● **Quoted passage**:
──────────────────────────────

Motion planning: the use of computational methods to generate a robot's motion to achieve a specified task.

Motion planning is a critical component of any autonomous system that exhibits intelligent behavior. It plays a central role in the ecosystem of components of a robot, since the inputs to a planner include the robot’s state (coming from localization), environmental conditions (coming from perception), dynamic predictive models (coming from calibration and simulation), and task specification (coming from systems engineers and human supervisors), and the output of a motion planner is a low-level motion representation (sent to the controller). In short, motion planning governs how *all of the knowledge* available to the system influences *all actuation decisions*.

The three inputs into a motion planner are the system state, the system model and the task specification. For example, in the context of autonomous vehicles, the system state may specify the vehicle’s state, the map around it, and the state and intentions of other agents. The system model predicts how the system state changes in the future, conditioned on the robot’s decisions. The task specification includes cost function(s) that measure the quality of candidate motions as well as constraints that the motion must meet. For example, an autonomous vehicle may wish to maximize ride comfort while also remaining collision-free, staying within a lane, etc.

In Chapters 9 and 10, we will focus mainly on the problem of *kinematic motion planning* (aka
path planning), defined as follows:

Kinematic motion planning(akaPath planning): the use of computational methods generate a continuous path between two robot configurations while respecting joint limits and avoiding obstacles.

This is purely a *geometric* problem that sidesteps the complexity of timing and dynamics.
The resulting path is much like a route planned on a map, which instructs you the sequence of routes and
turns to take to reach the goal, but not how quickly to drive. Although this doesn't solve the motion planning problem in its entirety, the resulting algorithms are still quite useful for robot manipulators and high-level routes for mobile robots. Indeed, the techniques studied for this simplified problems are often used in practice because it is relatively straightforward to construct schemes for some robots (e.g., industrial
robots and differential drive mobile robots) to track a geometric path. Also, by studying the kinematic problem we introduce computational representations, algorithms, and complexity theorems used
ubiquitously in robot decision making.

Highly dynamic robots like autonomous cars and agile drones will require reasoning about dynamics *upfront* during the planning procedure. We will discuss how to plan for these systems in Chapter 11. Later will revisit the problem of
dynamics and uncertainty in Section IV.

In the final chapter of this section we discuss specialized applications of planning to multi-agent systems, planning for manipulation and legged locomotion, and integrating motion planning with high-level reasoning.

Because it is natural for humans to navigate their environments (at least outside of hedge mazes!) the motion planning problem at first glance may appear to be somewhat straightforward. Our brains quite naturally build mental maps of the space of possible movements when looking at obstacles around us. However, this spatial reasoning is nontrivial for robots, which must break down the navigation task into a sequence of low-level actions.

Initial attempts to solving this problem might look something like a script: move forward toward the goal until it is reached or an obstacle is encountered; if an obstacle is reached, then move left, then turn right once the obstacle is cleared, and repeat from step 1, etc. Although scripting behaviors may work with very simple obstacles, this approach becomes fraught with brittleness once obstacles become more varied or complex.

──────────────────────────────

● **Data block**:
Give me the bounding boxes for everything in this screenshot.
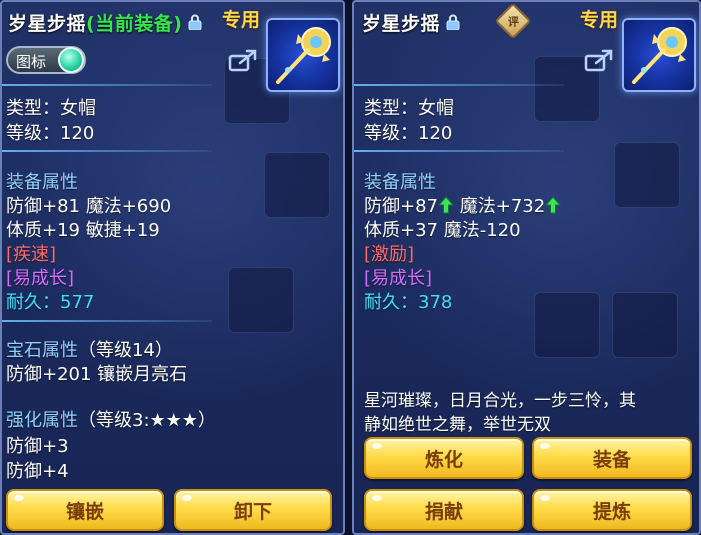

──────────────────────────────

● **Required work**:
(1) Rewrite the stretch of the motion planning text from "Because it is natural" through "of low-level actions.", replacing "mental maps" with "cognitive maps".
(2) In the motion planning text, list the planner inputs named in the sentence beginning "It plays a central role", each with the source given for it in parentheses.

● **Outputs for the tasks**:
(1)
Because it is natural for humans to navigate their environments (at least outside of hedge mazes!) the motion planning problem at first glance may appear to be somewhat straightforward. Our brains quite naturally build cognitive maps of the space of possible movements when looking at obstacles around us. However, this spatial reasoning is nontrivial for robots, which must break down the navigation task into a sequence of low-level actions.

(2)
- The robot's state (from localization)
- Environmental conditions (from perception)
- Dynamic predictive models (from calibration and simulation)
- Task specification (from systems engineers and human supervisors)